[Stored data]
--- Start ---

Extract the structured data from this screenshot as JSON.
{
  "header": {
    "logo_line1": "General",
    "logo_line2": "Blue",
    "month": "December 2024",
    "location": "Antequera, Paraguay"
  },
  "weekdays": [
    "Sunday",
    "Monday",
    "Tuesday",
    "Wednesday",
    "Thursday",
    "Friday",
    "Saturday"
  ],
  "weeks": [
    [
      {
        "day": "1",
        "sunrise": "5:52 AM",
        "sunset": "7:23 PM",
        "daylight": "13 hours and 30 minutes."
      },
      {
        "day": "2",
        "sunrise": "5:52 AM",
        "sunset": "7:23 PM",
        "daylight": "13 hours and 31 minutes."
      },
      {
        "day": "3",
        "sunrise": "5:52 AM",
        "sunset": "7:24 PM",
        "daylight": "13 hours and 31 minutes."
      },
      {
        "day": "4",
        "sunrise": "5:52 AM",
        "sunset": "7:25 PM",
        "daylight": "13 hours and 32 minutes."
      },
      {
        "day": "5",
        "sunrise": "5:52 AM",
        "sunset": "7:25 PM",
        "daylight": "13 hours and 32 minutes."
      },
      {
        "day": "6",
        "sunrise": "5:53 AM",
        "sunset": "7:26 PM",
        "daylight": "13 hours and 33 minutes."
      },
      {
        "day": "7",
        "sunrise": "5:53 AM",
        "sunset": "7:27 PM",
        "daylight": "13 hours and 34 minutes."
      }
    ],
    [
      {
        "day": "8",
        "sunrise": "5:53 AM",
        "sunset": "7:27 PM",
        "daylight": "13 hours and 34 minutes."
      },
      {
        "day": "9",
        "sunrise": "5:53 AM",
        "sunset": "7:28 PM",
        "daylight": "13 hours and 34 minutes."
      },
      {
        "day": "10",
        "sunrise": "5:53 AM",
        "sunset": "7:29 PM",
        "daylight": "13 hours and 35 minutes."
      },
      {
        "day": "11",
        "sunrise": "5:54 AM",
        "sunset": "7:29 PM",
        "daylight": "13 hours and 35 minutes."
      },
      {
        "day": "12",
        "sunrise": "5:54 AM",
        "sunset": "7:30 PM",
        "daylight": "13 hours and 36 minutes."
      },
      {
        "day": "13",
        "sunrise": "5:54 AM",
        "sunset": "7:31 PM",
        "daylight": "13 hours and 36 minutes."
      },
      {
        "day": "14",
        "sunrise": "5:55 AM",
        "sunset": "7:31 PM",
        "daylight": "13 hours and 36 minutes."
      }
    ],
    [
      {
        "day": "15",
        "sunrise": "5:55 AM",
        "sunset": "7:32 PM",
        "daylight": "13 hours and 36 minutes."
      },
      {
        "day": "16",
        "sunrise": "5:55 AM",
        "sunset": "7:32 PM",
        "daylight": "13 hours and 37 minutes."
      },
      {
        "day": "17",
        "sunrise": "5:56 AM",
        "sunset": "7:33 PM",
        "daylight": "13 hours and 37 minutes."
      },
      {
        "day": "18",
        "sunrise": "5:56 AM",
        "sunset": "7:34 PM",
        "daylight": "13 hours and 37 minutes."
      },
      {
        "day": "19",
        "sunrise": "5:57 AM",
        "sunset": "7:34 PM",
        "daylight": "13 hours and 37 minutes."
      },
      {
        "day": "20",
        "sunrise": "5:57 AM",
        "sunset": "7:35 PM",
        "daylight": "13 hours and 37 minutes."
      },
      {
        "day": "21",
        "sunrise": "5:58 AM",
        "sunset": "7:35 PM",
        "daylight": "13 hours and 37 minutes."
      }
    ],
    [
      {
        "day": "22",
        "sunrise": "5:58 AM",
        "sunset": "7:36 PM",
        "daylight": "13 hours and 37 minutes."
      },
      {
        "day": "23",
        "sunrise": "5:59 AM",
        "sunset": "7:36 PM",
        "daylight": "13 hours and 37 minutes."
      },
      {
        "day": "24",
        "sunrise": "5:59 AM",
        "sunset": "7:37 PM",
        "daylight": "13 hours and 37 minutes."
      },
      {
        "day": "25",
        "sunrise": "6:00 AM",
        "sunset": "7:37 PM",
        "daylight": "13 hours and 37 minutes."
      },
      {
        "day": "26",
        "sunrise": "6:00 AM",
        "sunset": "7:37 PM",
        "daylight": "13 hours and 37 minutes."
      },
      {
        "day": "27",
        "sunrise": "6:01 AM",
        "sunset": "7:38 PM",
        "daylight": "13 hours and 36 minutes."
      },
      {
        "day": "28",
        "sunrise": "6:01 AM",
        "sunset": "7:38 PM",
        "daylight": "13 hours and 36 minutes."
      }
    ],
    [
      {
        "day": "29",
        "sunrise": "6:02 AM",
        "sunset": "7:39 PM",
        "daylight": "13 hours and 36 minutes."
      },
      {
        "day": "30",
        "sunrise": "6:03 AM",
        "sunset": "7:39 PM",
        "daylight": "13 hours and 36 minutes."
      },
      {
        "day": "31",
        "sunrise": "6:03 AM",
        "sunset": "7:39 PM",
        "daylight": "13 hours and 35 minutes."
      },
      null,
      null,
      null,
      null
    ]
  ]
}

--- End ---

— Goal —
Copy every line exactly. Leave nothing out.

— Reply —
Extract the structured data from this screenshot as JSON.
{
  "header": {
    "logo_line1": "General",
    "logo_line2": "Blue",
    "month": "December 2024",
    "location": "Antequera, Paraguay"
  },
  "weekdays": [
    "Sunday",
    "Monday",
    "Tuesday",
    "Wednesday",
    "Thursday",
    "Friday",
    "Saturday"
  ],
  "weeks": [
    [
      {
        "day": "1",
        "sunrise": "5:52 AM",
        "sunset": "7:23 PM",
        "daylight": "13 hours and 30 minutes."
      },
      {
        "day": "2",
        "sunrise": "5:52 AM",
        "sunset": "7:23 PM",
        "daylight": "13 hours and 31 minutes."
      },
      {
        "day": "3",
        "sunrise": "5:52 AM",
        "sunset": "7:24 PM",
        "daylight": "13 hours and 31 minutes."
      },
      {
        "day": "4",
        "sunrise": "5:52 AM",
        "sunset": "7:25 PM",
        "daylight": "13 hours and 32 minutes."
      },
      {
        "day": "5",
        "sunrise": "5:52 AM",
        "sunset": "7:25 PM",
        "daylight": "13 hours and 32 minutes."
      },
      {
        "day": "6",
        "sunrise": "5:53 AM",
        "sunset": "7:26 PM",
        "daylight": "13 hours and 33 minutes."
      },
      {
        "day": "7",
        "sunrise": "5:53 AM",
        "sunset": "7:27 PM",
        "daylight": "13 hours and 34 minutes."
      }
    ],
    [
      {
        "day": "8",
        "sunrise": "5:53 AM",
        "sunset": "7:27 PM",
        "daylight": "13 hours and 34 minutes."
      },
      {
        "day": "9",
        "sunrise": "5:53 AM",
        "sunset": "7:28 PM",
        "daylight": "13 hours and 34 minutes."
      },
      {
        "day": "10",
        "sunrise": "5:53 AM",
        "sunset": "7:29 PM",
        "daylight": "13 hours and 35 minutes."
      },
      {
        "day": "11",
        "sunrise": "5:54 AM",
        "sunset": "7:29 PM",
        "daylight": "13 hours and 35 minutes."
      },
      {
        "day": "12",
        "sunrise": "5:54 AM",
        "sunset": "7:30 PM",
        "daylight": "13 hours and 36 minutes."
      },
      {
        "day": "13",
        "sunrise": "5:54 AM",
        "sunset": "7:31 PM",
        "daylight": "13 hours and 36 minutes."
      },
      {
        "day": "14",
        "sunrise": "5:55 AM",
        "sunset": "7:31 PM",
        "daylight": "13 hours and 36 minutes."
      }
    ],
    [
      {
        "day": "15",
        "sunrise": "5:55 AM",
        "sunset": "7:32 PM",
        "daylight": "13 hours and 36 minutes."
      },
      {
        "day": "16",
        "sunrise": "5:55 AM",
        "sunset": "7:32 PM",
        "daylight": "13 hours and 37 minutes."
      },
      {
        "day": "17",
        "sunrise": "5:56 AM",
        "sunset": "7:33 PM",
        "daylight": "13 hours and 37 minutes."
      },
      {
        "day": "18",
        "sunrise": "5:56 AM",
        "sunset": "7:34 PM",
        "daylight": "13 hours and 37 minutes."
      },
      {
        "day": "19",
        "sunrise": "5:57 AM",
        "sunset": "7:34 PM",
        "daylight": "13 hours and 37 minutes."
      },
      {
        "day": "20",
        "sunrise": "5:57 AM",
        "sunset": "7:35 PM",
        "daylight": "13 hours and 37 minutes."
      },
      {
        "day": "21",
        "sunrise": "5:58 AM",
        "sunset": "7:35 PM",
        "daylight": "13 hours and 37 minutes."
      }
    ],
    [
      {
        "day": "22",
        "sunrise": "5:58 AM",
        "sunset": "7:36 PM",
        "daylight": "13 hours and 37 minutes."
      },
      {
        "day": "23",
        "sunrise": "5:59 AM",
        "sunset": "7:36 PM",
        "daylight": "13 hours and 37 minutes."
      },
      {
        "day": "24",
        "sunrise": "5:59 AM",
        "sunset": "7:37 PM",
        "daylight": "13 hours and 37 minutes."
      },
      {
        "day": "25",
        "sunrise": "6:00 AM",
        "sunset": "7:37 PM",
        "daylight": "13 hours and 37 minutes."
      },
      {
        "day": "26",
        "sunrise": "6:00 AM",
        "sunset": "7:37 PM",
        "daylight": "13 hours and 37 minutes."
      },
      {
        "day": "27",
        "sunrise": "6:01 AM",
        "sunset": "7:38 PM",
        "daylight": "13 hours and 36 minutes."
      },
      {
        "day": "28",
        "sunrise": "6:01 AM",
        "sunset": "7:38 PM",
        "daylight": "13 hours and 36 minutes."
      }
    ],
    [
      {
        "day": "29",
        "sunrise": "6:02 AM",
        "sunset": "7:39 PM",
        "daylight": "13 hours and 36 minutes."
      },
      {
        "day": "30",
        "sunrise": "6:03 AM",
        "sunset": "7:39 PM",
        "daylight": "13 hours and 36 minutes."
      },
      {
        "day": "31",
        "sunrise": "6:03 AM",
        "sunset": "7:39 PM",
        "daylight": "13 hours and 35 minutes."
      },
      null,
      null,
      null,
      null
    ]
  ]
}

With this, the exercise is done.